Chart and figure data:
◆ ◆ ◆
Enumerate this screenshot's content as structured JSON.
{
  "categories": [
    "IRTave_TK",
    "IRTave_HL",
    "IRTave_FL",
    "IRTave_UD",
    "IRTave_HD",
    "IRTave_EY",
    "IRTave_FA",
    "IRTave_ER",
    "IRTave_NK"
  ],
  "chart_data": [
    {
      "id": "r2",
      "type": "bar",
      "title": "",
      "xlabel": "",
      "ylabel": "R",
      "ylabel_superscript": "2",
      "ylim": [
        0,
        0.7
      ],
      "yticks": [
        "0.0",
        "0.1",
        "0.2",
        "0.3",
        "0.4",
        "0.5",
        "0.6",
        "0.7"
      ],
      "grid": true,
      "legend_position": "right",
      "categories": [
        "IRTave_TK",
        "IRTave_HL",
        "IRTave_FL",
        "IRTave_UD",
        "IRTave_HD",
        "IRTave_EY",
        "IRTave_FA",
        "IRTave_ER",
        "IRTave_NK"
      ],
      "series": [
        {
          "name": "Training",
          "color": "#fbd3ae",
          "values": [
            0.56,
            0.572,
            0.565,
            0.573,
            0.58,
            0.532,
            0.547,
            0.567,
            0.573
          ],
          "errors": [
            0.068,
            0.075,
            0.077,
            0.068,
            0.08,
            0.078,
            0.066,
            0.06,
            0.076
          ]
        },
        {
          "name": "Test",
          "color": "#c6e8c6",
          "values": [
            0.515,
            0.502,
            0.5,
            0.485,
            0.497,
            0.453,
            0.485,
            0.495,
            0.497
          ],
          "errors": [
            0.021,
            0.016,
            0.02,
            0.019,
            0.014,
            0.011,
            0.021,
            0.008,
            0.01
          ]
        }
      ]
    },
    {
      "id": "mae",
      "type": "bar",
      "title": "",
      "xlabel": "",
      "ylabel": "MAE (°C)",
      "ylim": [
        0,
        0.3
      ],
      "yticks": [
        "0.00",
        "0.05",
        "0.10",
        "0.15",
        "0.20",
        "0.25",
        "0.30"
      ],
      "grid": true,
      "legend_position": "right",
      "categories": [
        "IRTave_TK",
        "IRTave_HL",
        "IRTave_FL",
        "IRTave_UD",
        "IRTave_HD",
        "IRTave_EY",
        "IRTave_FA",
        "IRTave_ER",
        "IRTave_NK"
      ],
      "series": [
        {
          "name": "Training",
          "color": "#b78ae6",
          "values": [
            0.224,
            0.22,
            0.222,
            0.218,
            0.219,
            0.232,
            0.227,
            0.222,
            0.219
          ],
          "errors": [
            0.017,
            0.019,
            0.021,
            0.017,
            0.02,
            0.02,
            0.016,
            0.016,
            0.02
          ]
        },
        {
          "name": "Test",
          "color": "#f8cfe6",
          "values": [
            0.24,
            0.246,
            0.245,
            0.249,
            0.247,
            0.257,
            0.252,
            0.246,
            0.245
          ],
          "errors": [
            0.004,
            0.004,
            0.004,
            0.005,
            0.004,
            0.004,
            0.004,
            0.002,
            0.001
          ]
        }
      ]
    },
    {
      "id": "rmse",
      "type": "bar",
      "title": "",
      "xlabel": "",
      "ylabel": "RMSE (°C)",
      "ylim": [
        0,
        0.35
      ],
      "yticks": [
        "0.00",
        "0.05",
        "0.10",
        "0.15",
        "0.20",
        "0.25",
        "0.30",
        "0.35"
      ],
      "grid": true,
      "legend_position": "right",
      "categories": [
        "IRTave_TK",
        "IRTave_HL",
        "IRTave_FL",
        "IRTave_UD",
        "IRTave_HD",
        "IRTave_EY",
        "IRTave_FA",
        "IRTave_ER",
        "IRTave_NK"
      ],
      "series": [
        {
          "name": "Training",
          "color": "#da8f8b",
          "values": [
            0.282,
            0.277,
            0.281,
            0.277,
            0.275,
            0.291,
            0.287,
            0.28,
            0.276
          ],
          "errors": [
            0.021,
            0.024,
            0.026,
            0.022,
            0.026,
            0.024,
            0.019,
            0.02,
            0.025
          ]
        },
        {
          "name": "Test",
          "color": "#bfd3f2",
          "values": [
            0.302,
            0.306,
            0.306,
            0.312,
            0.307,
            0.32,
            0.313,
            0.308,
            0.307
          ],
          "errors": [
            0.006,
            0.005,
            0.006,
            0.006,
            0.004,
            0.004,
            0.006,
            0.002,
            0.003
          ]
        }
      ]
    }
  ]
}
◆ ◆ ◆
# What needs to be done
Write the entries again, exactly as they stand.

# Full answer
Enumerate this screenshot's content as structured JSON.
{
  "categories": [
    "IRTave_TK",
    "IRTave_HL",
    "IRTave_FL",
    "IRTave_UD",
    "IRTave_HD",
    "IRTave_EY",
    "IRTave_FA",
    "IRTave_ER",
    "IRTave_NK"
  ],
  "chart_data": [
    {
      "id": "r2",
      "type": "bar",
      "title": "",
      "xlabel": "",
      "ylabel": "R",
      "ylabel_superscript": "2",
      "ylim": [
        0,
        0.7
      ],
      "yticks": [
        "0.0",
        "0.1",
        "0.2",
        "0.3",
        "0.4",
        "0.5",
        "0.6",
        "0.7"
      ],
      "grid": true,
      "legend_position": "right",
      "categories": [
        "IRTave_TK",
        "IRTave_HL",
        "IRTave_FL",
        "IRTave_UD",
        "IRTave_HD",
        "IRTave_EY",
        "IRTave_FA",
        "IRTave_ER",
        "IRTave_NK"
      ],
      "series": [
        {
          "name": "Training",
          "color": "#fbd3ae",
          "values": [
            0.56,
            0.572,
            0.565,
            0.573,
            0.58,
            0.532,
            0.547,
            0.567,
            0.573
          ],
          "errors": [
            0.068,
            0.075,
            0.077,
            0.068,
            0.08,
            0.078,
            0.066,
            0.06,
            0.076
          ]
        },
        {
          "name": "Test",
          "color": "#c6e8c6",
          "values": [
            0.515,
            0.502,
            0.5,
            0.485,
            0.497,
            0.453,
            0.485,
            0.495,
            0.497
          ],
          "errors": [
            0.021,
            0.016,
            0.02,
            0.019,
            0.014,
            0.011,
            0.021,
            0.008,
            0.01
          ]
        }
      ]
    },
    {
      "id": "mae",
      "type": "bar",
      "title": "",
      "xlabel": "",
      "ylabel": "MAE (°C)",
      "ylim": [
        0,
        0.3
      ],
      "yticks": [
        "0.00",
        "0.05",
        "0.10",
        "0.15",
        "0.20",
        "0.25",
        "0.30"
      ],
      "grid": true,
      "legend_position": "right",
      "categories": [
        "IRTave_TK",
        "IRTave_HL",
        "IRTave_FL",
        "IRTave_UD",
        "IRTave_HD",
        "IRTave_EY",
        "IRTave_FA",
        "IRTave_ER",
        "IRTave_NK"
      ],
      "series": [
        {
          "name": "Training",
          "color": "#b78ae6",
          "values": [
            0.224,
            0.22,
            0.222,
            0.218,
            0.219,
            0.232,
            0.227,
            0.222,
            0.219
          ],
          "errors": [
            0.017,
            0.019,
            0.021,
            0.017,
            0.02,
            0.02,
            0.016,
            0.016,
            0.02
          ]
        },
        {
          "name": "Test",
          "color": "#f8cfe6",
          "values": [
            0.24,
            0.246,
            0.245,
            0.249,
            0.247,
            0.257,
            0.252,
            0.246,
            0.245
          ],
          "errors": [
            0.004,
            0.004,
            0.004,
            0.005,
            0.004,
            0.004,
            0.004,
            0.002,
            0.001
          ]
        }
      ]
    },
    {
      "id": "rmse",
      "type": "bar",
      "title": "",
      "xlabel": "",
      "ylabel": "RMSE (°C)",
      "ylim": [
        0,
        0.35
      ],
      "yticks": [
        "0.00",
        "0.05",
        "0.10",
        "0.15",
        "0.20",
        "0.25",
        "0.30",
        "0.35"
      ],
      "grid": true,
      "legend_position": "right",
      "categories": [
        "IRTave_TK",
        "IRTave_HL",
        "IRTave_FL",
        "IRTave_UD",
        "IRTave_HD",
        "IRTave_EY",
        "IRTave_FA",
        "IRTave_ER",
        "IRTave_NK"
      ],
      "series": [
        {
          "name": "Training",
          "color": "#da8f8b",
          "values": [
            0.282,
            0.277,
            0.281,
            0.277,
            0.275,
            0.291,
            0.287,
            0.28,
            0.276
          ],
          "errors": [
            0.021,
            0.024,
            0.026,
            0.022,
            0.026,
            0.024,
            0.019,
            0.02,
            0.025
          ]
        },
        {
          "name": "Test",
          "color": "#bfd3f2",
          "values": [
            0.302,
            0.306,
            0.306,
            0.312,
            0.307,
            0.32,
            0.313,
            0.308,
            0.307
          ],
          "errors": [
            0.006,
            0.005,
            0.006,
            0.006,
            0.004,
            0.004,
            0.006,
            0.002,
            0.003
          ]
        }
      ]
    }
  ]
}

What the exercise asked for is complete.